====== DATA ENTRIES

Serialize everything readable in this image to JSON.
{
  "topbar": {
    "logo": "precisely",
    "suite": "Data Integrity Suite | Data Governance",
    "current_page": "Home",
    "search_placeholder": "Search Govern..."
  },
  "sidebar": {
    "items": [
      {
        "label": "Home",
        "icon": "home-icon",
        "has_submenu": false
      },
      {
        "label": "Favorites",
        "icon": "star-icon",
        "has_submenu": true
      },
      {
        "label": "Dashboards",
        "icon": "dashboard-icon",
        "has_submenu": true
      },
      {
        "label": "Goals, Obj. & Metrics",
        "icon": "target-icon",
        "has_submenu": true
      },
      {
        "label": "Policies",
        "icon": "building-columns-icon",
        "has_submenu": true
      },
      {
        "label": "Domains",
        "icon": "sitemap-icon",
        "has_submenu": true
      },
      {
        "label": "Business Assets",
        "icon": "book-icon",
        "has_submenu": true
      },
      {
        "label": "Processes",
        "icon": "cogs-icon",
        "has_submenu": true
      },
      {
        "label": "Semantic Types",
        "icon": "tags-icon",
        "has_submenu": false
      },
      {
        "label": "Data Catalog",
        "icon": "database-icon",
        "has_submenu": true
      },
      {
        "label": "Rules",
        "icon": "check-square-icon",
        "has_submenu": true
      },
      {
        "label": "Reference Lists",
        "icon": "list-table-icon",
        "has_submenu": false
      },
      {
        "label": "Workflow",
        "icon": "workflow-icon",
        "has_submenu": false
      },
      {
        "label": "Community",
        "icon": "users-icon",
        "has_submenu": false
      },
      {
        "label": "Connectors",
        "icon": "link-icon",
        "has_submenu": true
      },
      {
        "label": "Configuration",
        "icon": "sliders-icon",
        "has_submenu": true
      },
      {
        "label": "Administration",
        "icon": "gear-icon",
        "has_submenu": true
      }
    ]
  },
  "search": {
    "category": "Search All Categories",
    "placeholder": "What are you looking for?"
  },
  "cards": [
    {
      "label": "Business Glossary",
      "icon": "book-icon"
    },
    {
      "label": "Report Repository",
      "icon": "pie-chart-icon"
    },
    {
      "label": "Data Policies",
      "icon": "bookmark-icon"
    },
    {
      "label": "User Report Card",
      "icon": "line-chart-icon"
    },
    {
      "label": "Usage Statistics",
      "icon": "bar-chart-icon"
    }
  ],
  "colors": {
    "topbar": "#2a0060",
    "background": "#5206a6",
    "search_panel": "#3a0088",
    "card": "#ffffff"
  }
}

============

*SHORT TASK*
Using the data above, output each line exactly.

*RESPONSE TO THIS EXERCISE*
Serialize everything readable in this image to JSON.
{
  "topbar": {
    "logo": "precisely",
    "suite": "Data Integrity Suite | Data Governance",
    "current_page": "Home",
    "search_placeholder": "Search Govern..."
  },
  "sidebar": {
    "items": [
      {
        "label": "Home",
        "icon": "home-icon",
        "has_submenu": false
      },
      {
        "label": "Favorites",
        "icon": "star-icon",
        "has_submenu": true
      },
      {
        "label": "Dashboards",
        "icon": "dashboard-icon",
        "has_submenu": true
      },
      {
        "label": "Goals, Obj. & Metrics",
        "icon": "target-icon",
        "has_submenu": true
      },
      {
        "label": "Policies",
        "icon": "building-columns-icon",
        "has_submenu": true
      },
      {
        "label": "Domains",
        "icon": "sitemap-icon",
        "has_submenu": true
      },
      {
        "label": "Business Assets",
        "icon": "book-icon",
        "has_submenu": true
      },
      {
        "label": "Processes",
        "icon": "cogs-icon",
        "has_submenu": true
      },
      {
        "label": "Semantic Types",
        "icon": "tags-icon",
        "has_submenu": false
      },
      {
        "label": "Data Catalog",
        "icon": "database-icon",
        "has_submenu": true
      },
      {
        "label": "Rules",
        "icon": "check-square-icon",
        "has_submenu": true
      },
      {
        "label": "Reference Lists",
        "icon": "list-table-icon",
        "has_submenu": false
      },
      {
        "label": "Workflow",
        "icon": "workflow-icon",
        "has_submenu": false
      },
      {
        "label": "Community",
        "icon": "users-icon",
        "has_submenu": false
      },
      {
        "label": "Connectors",
        "icon": "link-icon",
        "has_submenu": true
      },
      {
        "label": "Configuration",
        "icon": "sliders-icon",
        "has_submenu": true
      },
      {
        "label": "Administration",
        "icon": "gear-icon",
        "has_submenu": true
      }
    ]
  },
  "search": {
    "category": "Search All Categories",
    "placeholder": "What are you looking for?"
  },
  "cards": [
    {
      "label": "Business Glossary",
      "icon": "book-icon"
    },
    {
      "label": "Report Repository",
      "icon": "pie-chart-icon"
    },
    {
      "label": "Data Policies",
      "icon": "bookmark-icon"
    },
    {
      "label": "User Report Card",
      "icon": "line-chart-icon"
    },
    {
      "label": "Usage Statistics",
      "icon": "bar-chart-icon"
    }
  ],
  "colors": {
    "topbar": "#2a0060",
    "background": "#5206a6",
    "search_panel": "#3a0088",
    "card": "#ffffff"
  }
}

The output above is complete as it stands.